Rows from a dataset
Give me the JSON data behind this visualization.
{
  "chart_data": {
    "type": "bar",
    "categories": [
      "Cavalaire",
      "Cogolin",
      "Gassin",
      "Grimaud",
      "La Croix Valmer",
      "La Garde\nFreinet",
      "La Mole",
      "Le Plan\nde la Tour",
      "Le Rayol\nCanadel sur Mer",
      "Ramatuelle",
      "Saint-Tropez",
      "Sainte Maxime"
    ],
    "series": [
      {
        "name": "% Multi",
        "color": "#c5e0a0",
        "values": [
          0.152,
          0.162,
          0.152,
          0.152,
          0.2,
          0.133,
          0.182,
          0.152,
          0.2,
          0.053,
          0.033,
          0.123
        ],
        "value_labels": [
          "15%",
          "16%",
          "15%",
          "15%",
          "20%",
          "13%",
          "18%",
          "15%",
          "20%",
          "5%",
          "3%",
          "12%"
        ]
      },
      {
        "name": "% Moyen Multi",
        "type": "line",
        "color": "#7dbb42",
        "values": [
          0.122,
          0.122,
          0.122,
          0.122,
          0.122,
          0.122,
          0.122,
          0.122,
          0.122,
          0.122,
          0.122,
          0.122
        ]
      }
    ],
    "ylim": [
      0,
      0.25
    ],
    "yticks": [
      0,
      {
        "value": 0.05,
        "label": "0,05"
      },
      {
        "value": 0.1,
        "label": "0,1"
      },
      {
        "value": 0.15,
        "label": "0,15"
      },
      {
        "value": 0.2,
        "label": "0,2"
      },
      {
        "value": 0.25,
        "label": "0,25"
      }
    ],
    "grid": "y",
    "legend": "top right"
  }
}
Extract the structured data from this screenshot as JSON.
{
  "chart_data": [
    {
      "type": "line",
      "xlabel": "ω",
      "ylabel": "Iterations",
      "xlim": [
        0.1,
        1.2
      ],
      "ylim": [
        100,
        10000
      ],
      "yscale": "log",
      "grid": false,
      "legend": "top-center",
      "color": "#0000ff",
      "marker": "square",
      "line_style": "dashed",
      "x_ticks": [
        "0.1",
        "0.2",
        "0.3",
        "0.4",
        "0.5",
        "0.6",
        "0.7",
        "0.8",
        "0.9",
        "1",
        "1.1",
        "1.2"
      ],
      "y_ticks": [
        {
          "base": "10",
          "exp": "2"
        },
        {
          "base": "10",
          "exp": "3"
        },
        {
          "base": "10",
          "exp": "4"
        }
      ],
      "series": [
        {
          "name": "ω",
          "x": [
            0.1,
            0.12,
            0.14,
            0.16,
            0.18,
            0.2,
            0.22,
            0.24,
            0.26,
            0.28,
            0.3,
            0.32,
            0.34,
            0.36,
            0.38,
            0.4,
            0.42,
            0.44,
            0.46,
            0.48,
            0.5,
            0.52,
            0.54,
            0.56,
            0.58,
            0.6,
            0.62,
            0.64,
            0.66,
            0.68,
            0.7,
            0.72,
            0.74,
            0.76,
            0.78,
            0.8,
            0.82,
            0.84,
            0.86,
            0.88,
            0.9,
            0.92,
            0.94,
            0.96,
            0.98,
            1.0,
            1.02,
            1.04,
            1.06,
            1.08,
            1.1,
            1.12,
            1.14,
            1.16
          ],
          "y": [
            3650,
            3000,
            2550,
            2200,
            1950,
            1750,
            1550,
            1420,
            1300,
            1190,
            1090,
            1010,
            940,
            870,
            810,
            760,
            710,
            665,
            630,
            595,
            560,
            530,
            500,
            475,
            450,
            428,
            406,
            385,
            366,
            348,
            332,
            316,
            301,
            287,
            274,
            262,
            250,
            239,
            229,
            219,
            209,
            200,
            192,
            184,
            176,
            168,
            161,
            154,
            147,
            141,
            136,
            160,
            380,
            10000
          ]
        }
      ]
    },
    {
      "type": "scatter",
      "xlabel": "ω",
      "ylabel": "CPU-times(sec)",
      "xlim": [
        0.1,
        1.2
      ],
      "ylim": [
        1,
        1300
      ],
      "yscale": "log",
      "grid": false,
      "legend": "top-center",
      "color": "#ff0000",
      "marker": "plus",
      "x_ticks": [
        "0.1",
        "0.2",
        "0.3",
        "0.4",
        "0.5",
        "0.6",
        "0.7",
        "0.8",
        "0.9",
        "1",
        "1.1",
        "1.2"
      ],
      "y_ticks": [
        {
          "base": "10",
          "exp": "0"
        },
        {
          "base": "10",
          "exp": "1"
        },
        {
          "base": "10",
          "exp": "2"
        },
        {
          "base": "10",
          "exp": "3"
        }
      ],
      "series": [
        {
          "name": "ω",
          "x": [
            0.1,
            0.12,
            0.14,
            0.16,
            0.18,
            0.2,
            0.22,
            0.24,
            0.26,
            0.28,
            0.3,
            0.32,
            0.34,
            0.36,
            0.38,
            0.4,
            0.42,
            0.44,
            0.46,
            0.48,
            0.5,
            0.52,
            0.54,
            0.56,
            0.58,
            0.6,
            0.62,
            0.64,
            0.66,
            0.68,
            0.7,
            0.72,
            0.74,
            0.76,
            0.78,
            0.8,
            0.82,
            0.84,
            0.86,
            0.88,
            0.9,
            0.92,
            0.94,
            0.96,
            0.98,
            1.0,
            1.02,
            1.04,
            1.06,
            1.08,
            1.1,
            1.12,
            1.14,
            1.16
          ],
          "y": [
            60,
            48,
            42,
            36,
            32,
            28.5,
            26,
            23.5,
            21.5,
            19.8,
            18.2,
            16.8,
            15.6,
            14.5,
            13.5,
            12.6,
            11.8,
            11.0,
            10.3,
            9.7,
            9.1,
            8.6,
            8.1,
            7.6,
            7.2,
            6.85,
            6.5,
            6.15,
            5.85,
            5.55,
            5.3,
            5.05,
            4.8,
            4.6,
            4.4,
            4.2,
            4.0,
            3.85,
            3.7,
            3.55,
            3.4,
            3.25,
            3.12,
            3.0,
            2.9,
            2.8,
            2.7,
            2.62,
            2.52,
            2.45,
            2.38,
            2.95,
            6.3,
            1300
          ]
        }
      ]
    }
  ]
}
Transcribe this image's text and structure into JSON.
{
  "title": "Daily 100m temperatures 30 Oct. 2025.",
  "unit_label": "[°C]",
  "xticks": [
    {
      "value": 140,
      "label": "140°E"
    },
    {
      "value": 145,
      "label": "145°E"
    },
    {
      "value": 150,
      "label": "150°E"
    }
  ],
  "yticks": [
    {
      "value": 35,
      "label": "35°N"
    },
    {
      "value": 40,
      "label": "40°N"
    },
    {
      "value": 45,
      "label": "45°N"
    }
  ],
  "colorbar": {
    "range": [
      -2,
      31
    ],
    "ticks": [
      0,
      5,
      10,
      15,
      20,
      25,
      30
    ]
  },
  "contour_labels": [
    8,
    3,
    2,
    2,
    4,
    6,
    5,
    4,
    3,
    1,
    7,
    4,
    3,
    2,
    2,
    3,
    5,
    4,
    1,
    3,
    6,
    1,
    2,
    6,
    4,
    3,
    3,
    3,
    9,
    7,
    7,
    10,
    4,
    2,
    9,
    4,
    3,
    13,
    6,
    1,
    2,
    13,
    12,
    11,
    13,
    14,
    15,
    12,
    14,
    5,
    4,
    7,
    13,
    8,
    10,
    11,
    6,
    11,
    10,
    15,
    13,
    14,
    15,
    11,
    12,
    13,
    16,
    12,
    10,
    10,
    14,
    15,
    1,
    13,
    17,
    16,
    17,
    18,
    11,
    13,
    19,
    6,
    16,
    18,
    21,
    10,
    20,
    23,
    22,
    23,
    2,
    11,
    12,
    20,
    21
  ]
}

Exercise requirements: Transcribe every entry exactly, omitting nothing.

Correct output:
Give me the JSON data behind this visualization.
{
  "chart_data": {
    "type": "bar",
    "categories": [
      "Cavalaire",
      "Cogolin",
      "Gassin",
      "Grimaud",
      "La Croix Valmer",
      "La Garde\nFreinet",
      "La Mole",
      "Le Plan\nde la Tour",
      "Le Rayol\nCanadel sur Mer",
      "Ramatuelle",
      "Saint-Tropez",
      "Sainte Maxime"
    ],
    "series": [
      {
        "name": "% Multi",
        "color": "#c5e0a0",
        "values": [
          0.152,
          0.162,
          0.152,
          0.152,
          0.2,
          0.133,
          0.182,
          0.152,
          0.2,
          0.053,
          0.033,
          0.123
        ],
        "value_labels": [
          "15%",
          "16%",
          "15%",
          "15%",
          "20%",
          "13%",
          "18%",
          "15%",
          "20%",
          "5%",
          "3%",
          "12%"
        ]
      },
      {
        "name": "% Moyen Multi",
        "type": "line",
        "color": "#7dbb42",
        "values": [
          0.122,
          0.122,
          0.122,
          0.122,
          0.122,
          0.122,
          0.122,
          0.122,
          0.122,
          0.122,
          0.122,
          0.122
        ]
      }
    ],
    "ylim": [
      0,
      0.25
    ],
    "yticks": [
      0,
      {
        "value": 0.05,
        "label": "0,05"
      },
      {
        "value": 0.1,
        "label": "0,1"
      },
      {
        "value": 0.15,
        "label": "0,15"
      },
      {
        "value": 0.2,
        "label": "0,2"
      },
      {
        "value": 0.25,
        "label": "0,25"
      }
    ],
    "grid": "y",
    "legend": "top right"
  }
}
Extract the structured data from this screenshot as JSON.
{
  "chart_data": [
    {
      "type": "line",
      "xlabel": "ω",
      "ylabel": "Iterations",
      "xlim": [
        0.1,
        1.2
      ],
      "ylim": [
        100,
        10000
      ],
      "yscale": "log",
      "grid": false,
      "legend": "top-center",
      "color": "#0000ff",
      "marker": "square",
      "line_style": "dashed",
      "x_ticks": [
        "0.1",
        "0.2",
        "0.3",
        "0.4",
        "0.5",
        "0.6",
        "0.7",
        "0.8",
        "0.9",
        "1",
        "1.1",
        "1.2"
      ],
      "y_ticks": [
        {
          "base": "10",
          "exp": "2"
        },
        {
          "base": "10",
          "exp": "3"
        },
        {
          "base": "10",
          "exp": "4"
        }
      ],
      "series": [
        {
          "name": "ω",
          "x": [
            0.1,
            0.12,
            0.14,
            0.16,
            0.18,
            0.2,
            0.22,
            0.24,
            0.26,
            0.28,
            0.3,
            0.32,
            0.34,
            0.36,
            0.38,
            0.4,
            0.42,
            0.44,
            0.46,
            0.48,
            0.5,
            0.52,
            0.54,
            0.56,
            0.58,
            0.6,
            0.62,
            0.64,
            0.66,
            0.68,
            0.7,
            0.72,
            0.74,
            0.76,
            0.78,
            0.8,
            0.82,
            0.84,
            0.86,
            0.88,
            0.9,
            0.92,
            0.94,
            0.96,
            0.98,
            1.0,
            1.02,
            1.04,
            1.06,
            1.08,
            1.1,
            1.12,
            1.14,
            1.16
          ],
          "y": [
            3650,
            3000,
            2550,
            2200,
            1950,
            1750,
            1550,
            1420,
            1300,
            1190,
            1090,
            1010,
            940,
            870,
            810,
            760,
            710,
            665,
            630,
            595,
            560,
            530,
            500,
            475,
            450,
            428,
            406,
            385,
            366,
            348,
            332,
            316,
            301,
            287,
            274,
            262,
            250,
            239,
            229,
            219,
            209,
            200,
            192,
            184,
            176,
            168,
            161,
            154,
            147,
            141,
            136,
            160,
            380,
            10000
          ]
        }
      ]
    },
    {
      "type": "scatter",
      "xlabel": "ω",
      "ylabel": "CPU-times(sec)",
      "xlim": [
        0.1,
        1.2
      ],
      "ylim": [
        1,
        1300
      ],
      "yscale": "log",
      "grid": false,
      "legend": "top-center",
      "color": "#ff0000",
      "marker": "plus",
      "x_ticks": [
        "0.1",
        "0.2",
        "0.3",
        "0.4",
        "0.5",
        "0.6",
        "0.7",
        "0.8",
        "0.9",
        "1",
        "1.1",
        "1.2"
      ],
      "y_ticks": [
        {
          "base": "10",
          "exp": "0"
        },
        {
          "base": "10",
          "exp": "1"
        },
        {
          "base": "10",
          "exp": "2"
        },
        {
          "base": "10",
          "exp": "3"
        }
      ],
      "series": [
        {
          "name": "ω",
          "x": [
            0.1,
            0.12,
            0.14,
            0.16,
            0.18,
            0.2,
            0.22,
            0.24,
            0.26,
            0.28,
            0.3,
            0.32,
            0.34,
            0.36,
            0.38,
            0.4,
            0.42,
            0.44,
            0.46,
            0.48,
            0.5,
            0.52,
            0.54,
            0.56,
            0.58,
            0.6,
            0.62,
            0.64,
            0.66,
            0.68,
            0.7,
            0.72,
            0.74,
            0.76,
            0.78,
            0.8,
            0.82,
            0.84,
            0.86,
            0.88,
            0.9,
            0.92,
            0.94,
            0.96,
            0.98,
            1.0,
            1.02,
            1.04,
            1.06,
            1.08,
            1.1,
            1.12,
            1.14,
            1.16
          ],
          "y": [
            60,
            48,
            42,
            36,
            32,
            28.5,
            26,
            23.5,
            21.5,
            19.8,
            18.2,
            16.8,
            15.6,
            14.5,
            13.5,
            12.6,
            11.8,
            11.0,
            10.3,
            9.7,
            9.1,
            8.6,
            8.1,
            7.6,
            7.2,
            6.85,
            6.5,
            6.15,
            5.85,
            5.55,
            5.3,
            5.05,
            4.8,
            4.6,
            4.4,
            4.2,
            4.0,
            3.85,
            3.7,
            3.55,
            3.4,
            3.25,
            3.12,
            3.0,
            2.9,
            2.8,
            2.7,
            2.62,
            2.52,
            2.45,
            2.38,
            2.95,
            6.3,
            1300
          ]
        }
      ]
    }
  ]
}
Transcribe this image's text and structure into JSON.
{
  "title": "Daily 100m temperatures 30 Oct. 2025.",
  "unit_label": "[°C]",
  "xticks": [
    {
      "value": 140,
      "label": "140°E"
    },
    {
      "value": 145,
      "label": "145°E"
    },
    {
      "value": 150,
      "label": "150°E"
    }
  ],
  "yticks": [
    {
      "value": 35,
      "label": "35°N"
    },
    {
      "value": 40,
      "label": "40°N"
    },
    {
      "value": 45,
      "label": "45°N"
    }
  ],
  "colorbar": {
    "range": [
      -2,
      31
    ],
    "ticks": [
      0,
      5,
      10,
      15,
      20,
      25,
      30
    ]
  },
  "contour_labels": [
    8,
    3,
    2,
    2,
    4,
    6,
    5,
    4,
    3,
    1,
    7,
    4,
    3,
    2,
    2,
    3,
    5,
    4,
    1,
    3,
    6,
    1,
    2,
    6,
    4,
    3,
    3,
    3,
    9,
    7,
    7,
    10,
    4,
    2,
    9,
    4,
    3,
    13,
    6,
    1,
    2,
    13,
    12,
    11,
    13,
    14,
    15,
    12,
    14,
    5,
    4,
    7,
    13,
    8,
    10,
    11,
    6,
    11,
    10,
    15,
    13,
    14,
    15,
    11,
    12,
    13,
    16,
    12,
    10,
    10,
    14,
    15,
    1,
    13,
    17,
    16,
    17,
    18,
    11,
    13,
    19,
    6,
    16,
    18,
    21,
    10,
    20,
    23,
    22,
    23,
    2,
    11,
    12,
    20,
    21
  ]
}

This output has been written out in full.